The second question, more philosophical in nature and more difficult to answer, is whether the PQRI is truly about quality improvement. While detractors have stepped up to decry the initiative as a cleverly packaged antidote to the Medicare budget cutting that’s in store in the next few years, Dr. Elston urges dermatologists to at least realize that PQRI involves only diagnoses and measures chosen by the specialty societies. And those measures, he explains, are based on “existing, current vetted guidelines” of care that evolved from published evidence.

“They’re not pulling these things [measures] out of their hat,” he says. “The question becomes: Is standardized care better quality care? Not always, but standards of care are widely adopted by all specialty societies — and CMS didn’t tell us [dermatology] what we had to measure, just that we had to propose measures.” (CMS did make it clear, however, that it would choose measures if the specialties did not propose diagnoses and associated measures.)

A similarly structured incentive plan under development by America’s Health Insurance Plans (AHIP) for meeting “high-bar quality measures,” in contrast, would pay substantial incentives to participants, yet categorize non-participants in a negative light, as “second-tier physicians,” he explains. The scheme proposed also would require health plan members to pay an associated higher co-payment for choosing non-participating physicians, who would be deemed in Explanation of Benefit (EOB) statements as “low quality,” Dr. Elston says, or described as “a physician who doesn’t consider quality. None of the proposed wording options sounded particularly flattering.” He notes that the AHIP program is hardly imminent, as the insurers “don’t even know how they’ll capture data at this point.”

At least the CMS plan appears to be well intentioned, and is at present completely voluntary in nature, observers claim.

SUPPLIED ENTRIES
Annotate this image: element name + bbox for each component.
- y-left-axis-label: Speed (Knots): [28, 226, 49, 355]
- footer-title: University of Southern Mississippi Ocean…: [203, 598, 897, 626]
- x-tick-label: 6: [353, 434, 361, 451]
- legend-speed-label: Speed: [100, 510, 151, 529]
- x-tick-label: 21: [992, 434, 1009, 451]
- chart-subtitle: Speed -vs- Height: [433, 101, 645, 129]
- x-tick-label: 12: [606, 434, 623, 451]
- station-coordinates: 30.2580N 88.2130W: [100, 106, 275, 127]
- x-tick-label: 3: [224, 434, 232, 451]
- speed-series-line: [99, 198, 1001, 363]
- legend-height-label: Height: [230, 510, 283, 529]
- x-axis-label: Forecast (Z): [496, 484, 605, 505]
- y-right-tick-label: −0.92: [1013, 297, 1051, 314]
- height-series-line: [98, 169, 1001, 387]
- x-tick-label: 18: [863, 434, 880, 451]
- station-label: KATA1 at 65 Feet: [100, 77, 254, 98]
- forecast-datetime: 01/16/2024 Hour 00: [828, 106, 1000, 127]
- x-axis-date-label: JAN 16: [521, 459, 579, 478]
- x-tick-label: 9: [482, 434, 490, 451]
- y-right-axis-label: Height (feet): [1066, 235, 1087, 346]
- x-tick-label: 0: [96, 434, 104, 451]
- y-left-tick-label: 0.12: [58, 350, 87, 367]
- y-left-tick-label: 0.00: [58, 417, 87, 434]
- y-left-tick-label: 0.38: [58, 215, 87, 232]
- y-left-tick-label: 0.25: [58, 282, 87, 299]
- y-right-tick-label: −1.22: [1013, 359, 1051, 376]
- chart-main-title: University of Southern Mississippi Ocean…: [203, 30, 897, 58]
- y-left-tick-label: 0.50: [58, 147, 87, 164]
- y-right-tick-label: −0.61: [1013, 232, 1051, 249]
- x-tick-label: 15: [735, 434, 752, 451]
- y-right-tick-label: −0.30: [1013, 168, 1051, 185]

EXERCISES TO COMPLETE
(A) In the PQRI text, what would health plan members have to pay under the AHIP scheme if they chose non-participating physicians?
(B) Continue the text about the PQRI from the point where it stops.

ANSWER SET
(A) They would have to pay a higher co-payment.

(B)
“The thing that has been stressed about PQRI is that, as opposed to previous attempts to cut budgets or use capitation [methodologies] to reduce costs, this is actually an attempt to reward physicians for better performance, vis-à-vis better patient care,” Dr. Storrs says. “And this could be huge for dermatologists because melanoma, while it’s a big issue in that it’s life-threatening, typically accounts for only a small percentage of the total patients we see.” CMS has indicated that the exact payments — and the structure of any associated cap — have yet to be finalized. The agency is expected to provide initial clarification in August 2007, with finalization to follow in November.

“The thing we all need to keep in mind is that this movement — pay for performance, or pay for reporting — is a hot button right now, and it’s not going to go away,” says Dr. Storrs.

What Will the Future Hold?

What remains to be seen as well is how long the “simple” reporting measures will remain, before the bar is raised and the reporting arena broadened. Dr. Elston reminds dermatologists that the “H&P elements” in two of the three CMS PQRI melanoma measures are “something most dermatologists already do” and that CMS is unlikely to continue to “pay extra for something they’re already paying for in E&M [Evaluation & Management] codes. These current [reporting] measures may survive into 2008, but I doubt that they will survive further — they just aren’t ‘high-bar’ enough measures,” he says. Both he and Dr. Storrs also urged dermatologists to expect more measures, identified by the field and proposed to CMS — likely in such major outcomes-related areas where wide variations in practice and standards of care exist. Those might include, for example, measures intended to reduce or prevent prednisone-induced osteoporosis, or to ensure correct classification and treatment of diabetes-associated leg ulcers.

“They [CMS] are looking for things [measures] that will, at the end of this, improve public health,” Dr. Elston says. “But as with any program like this, there will be bumps along the road and things that aren’t applied as intended. That’s why the AAD, AMA and other specialties need to stay involved.”